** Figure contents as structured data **
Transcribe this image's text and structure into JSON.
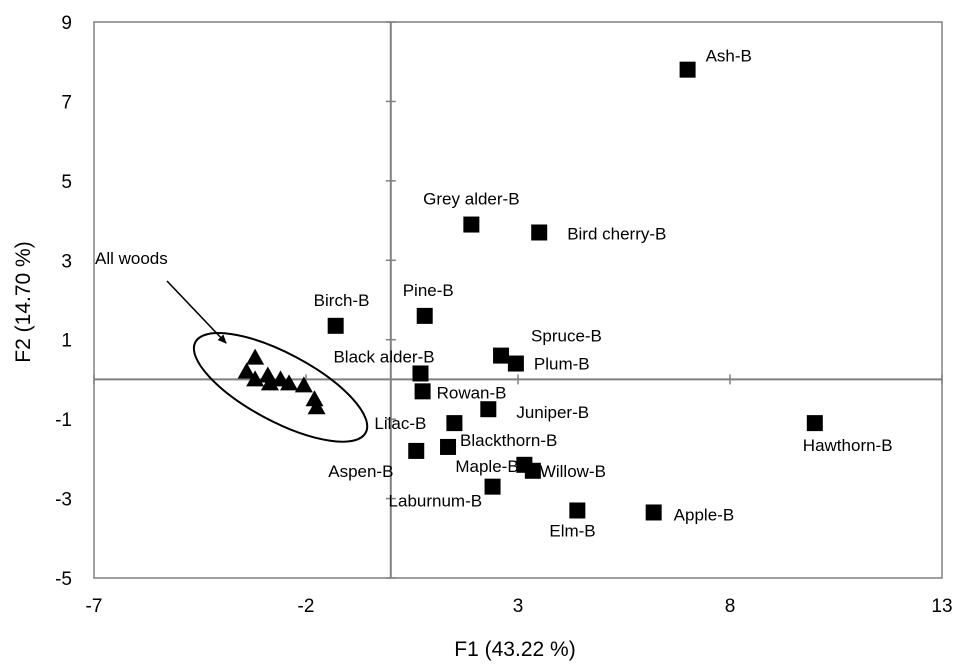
{
  "chart_data": {
    "type": "scatter",
    "xlabel": "F1 (43.22 %)",
    "ylabel": "F2 (14.70 %)",
    "xlim": [
      -7,
      13
    ],
    "ylim": [
      -5,
      9
    ],
    "x_ticks": [
      -7,
      -2,
      3,
      8,
      13
    ],
    "y_ticks": [
      -5,
      -3,
      -1,
      1,
      3,
      5,
      7,
      9
    ],
    "grid": false,
    "reference_lines": {
      "x": 0,
      "y": 0
    },
    "colors": {
      "axis": "#808080",
      "marker": "#000000"
    },
    "series": [
      {
        "marker": "square",
        "points": [
          {
            "label": "Ash-B",
            "x": 7.0,
            "y": 7.8
          },
          {
            "label": "Grey alder-B",
            "x": 1.9,
            "y": 3.9
          },
          {
            "label": "Bird cherry-B",
            "x": 3.5,
            "y": 3.7
          },
          {
            "label": "Birch-B",
            "x": -1.3,
            "y": 1.35
          },
          {
            "label": "Pine-B",
            "x": 0.8,
            "y": 1.6
          },
          {
            "label": "Spruce-B",
            "x": 2.6,
            "y": 0.6
          },
          {
            "label": "Plum-B",
            "x": 2.95,
            "y": 0.4
          },
          {
            "label": "Black alder-B",
            "x": 0.7,
            "y": 0.15
          },
          {
            "label": "Rowan-B",
            "x": 0.75,
            "y": -0.3
          },
          {
            "label": "Juniper-B",
            "x": 2.3,
            "y": -0.75
          },
          {
            "label": "Hawthorn-B",
            "x": 10.0,
            "y": -1.1
          },
          {
            "label": "Lilac-B",
            "x": 1.5,
            "y": -1.1
          },
          {
            "label": "Blackthorn-B",
            "x": 1.35,
            "y": -1.7
          },
          {
            "label": "Aspen-B",
            "x": 0.6,
            "y": -1.8
          },
          {
            "label": "Maple-B",
            "x": 3.15,
            "y": -2.15
          },
          {
            "label": "Willow-B",
            "x": 3.35,
            "y": -2.3
          },
          {
            "label": "Laburnum-B",
            "x": 2.4,
            "y": -2.7
          },
          {
            "label": "Elm-B",
            "x": 4.4,
            "y": -3.3
          },
          {
            "label": "Apple-B",
            "x": 6.2,
            "y": -3.35
          }
        ]
      },
      {
        "marker": "triangle",
        "points": [
          {
            "x": -3.2,
            "y": 0.55
          },
          {
            "x": -3.4,
            "y": 0.2
          },
          {
            "x": -3.2,
            "y": 0.0
          },
          {
            "x": -2.9,
            "y": 0.1
          },
          {
            "x": -2.6,
            "y": 0.0
          },
          {
            "x": -2.4,
            "y": -0.1
          },
          {
            "x": -2.85,
            "y": -0.1
          },
          {
            "x": -2.05,
            "y": -0.15
          },
          {
            "x": -1.8,
            "y": -0.5
          },
          {
            "x": -1.75,
            "y": -0.7
          }
        ]
      }
    ],
    "annotations": [
      {
        "text": "All woods",
        "ellipse": {
          "cx": -2.6,
          "cy": -0.2,
          "rx": 3.25,
          "ry": 0.95,
          "rotation_deg": 28
        }
      }
    ]
  }
}
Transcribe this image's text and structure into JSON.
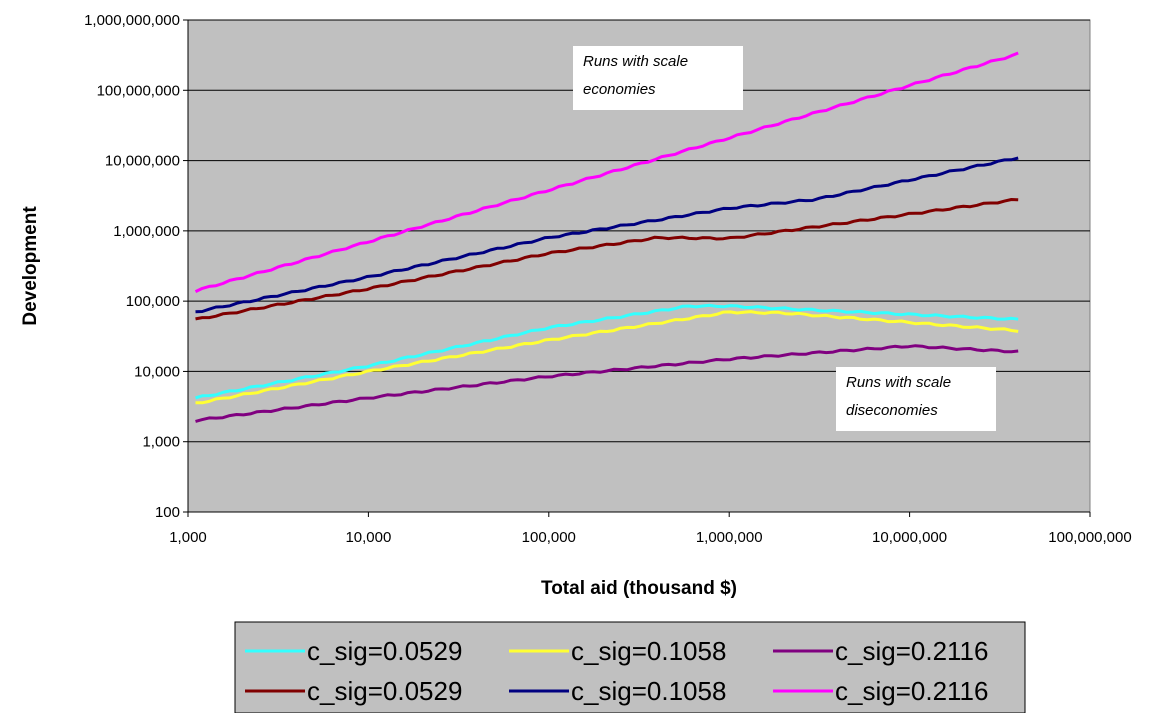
{
  "chart_data": {
    "type": "line",
    "title": "",
    "xlabel": "Total aid (thousand $)",
    "ylabel": "Development",
    "xscale": "log",
    "yscale": "log",
    "xlim": [
      1000,
      100000000
    ],
    "ylim": [
      100,
      1000000000
    ],
    "x_tick_labels": [
      "1,000",
      "10,000",
      "100,000",
      "1,000,000",
      "10,000,000",
      "100,000,000"
    ],
    "y_tick_labels": [
      "100",
      "1,000",
      "10,000",
      "100,000",
      "1,000,000",
      "10,000,000",
      "100,000,000",
      "1,000,000,000"
    ],
    "grid": "horizontal",
    "plot_background": "#c0c0c0",
    "legend_position": "bottom",
    "annotations": [
      {
        "line1": "Runs with scale",
        "line2": "economies",
        "x": 400000,
        "y": 100000000
      },
      {
        "line1": "Runs with scale",
        "line2": "diseconomies",
        "x": 30000000,
        "y": 5000
      }
    ],
    "series": [
      {
        "name": "c_sig=0.0529",
        "color": "#33ffff",
        "points": [
          [
            1100,
            4200
          ],
          [
            10000,
            12000
          ],
          [
            100000,
            42000
          ],
          [
            600000,
            85000
          ],
          [
            1000000,
            85000
          ],
          [
            40000000,
            55000
          ]
        ]
      },
      {
        "name": "c_sig=0.1058",
        "color": "#ffff33",
        "points": [
          [
            1100,
            3500
          ],
          [
            10000,
            10000
          ],
          [
            100000,
            28000
          ],
          [
            1000000,
            70000
          ],
          [
            2000000,
            68000
          ],
          [
            40000000,
            38000
          ]
        ]
      },
      {
        "name": "c_sig=0.2116",
        "color": "#800080",
        "points": [
          [
            1100,
            2000
          ],
          [
            10000,
            4200
          ],
          [
            100000,
            8500
          ],
          [
            1000000,
            15000
          ],
          [
            10000000,
            23000
          ],
          [
            40000000,
            19000
          ]
        ]
      },
      {
        "name": "c_sig=0.0529",
        "color": "#800000",
        "points": [
          [
            1100,
            55000
          ],
          [
            10000,
            150000
          ],
          [
            100000,
            480000
          ],
          [
            400000,
            800000
          ],
          [
            1000000,
            780000
          ],
          [
            40000000,
            2800000
          ]
        ]
      },
      {
        "name": "c_sig=0.1058",
        "color": "#000080",
        "points": [
          [
            1100,
            70000
          ],
          [
            10000,
            220000
          ],
          [
            100000,
            800000
          ],
          [
            1000000,
            2100000
          ],
          [
            3000000,
            2800000
          ],
          [
            40000000,
            11000000
          ]
        ]
      },
      {
        "name": "c_sig=0.2116",
        "color": "#ff00ff",
        "points": [
          [
            1100,
            140000
          ],
          [
            10000,
            700000
          ],
          [
            100000,
            3800000
          ],
          [
            1000000,
            21000000
          ],
          [
            40000000,
            330000000
          ]
        ]
      }
    ]
  }
}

** TASK TO CARRY OUT **
Which lines in the records above contain the string "alder"? Copy each one.

** SOLUTION BELOW **
            "label": "Grey alder-B",
            "label": "Black alder-B",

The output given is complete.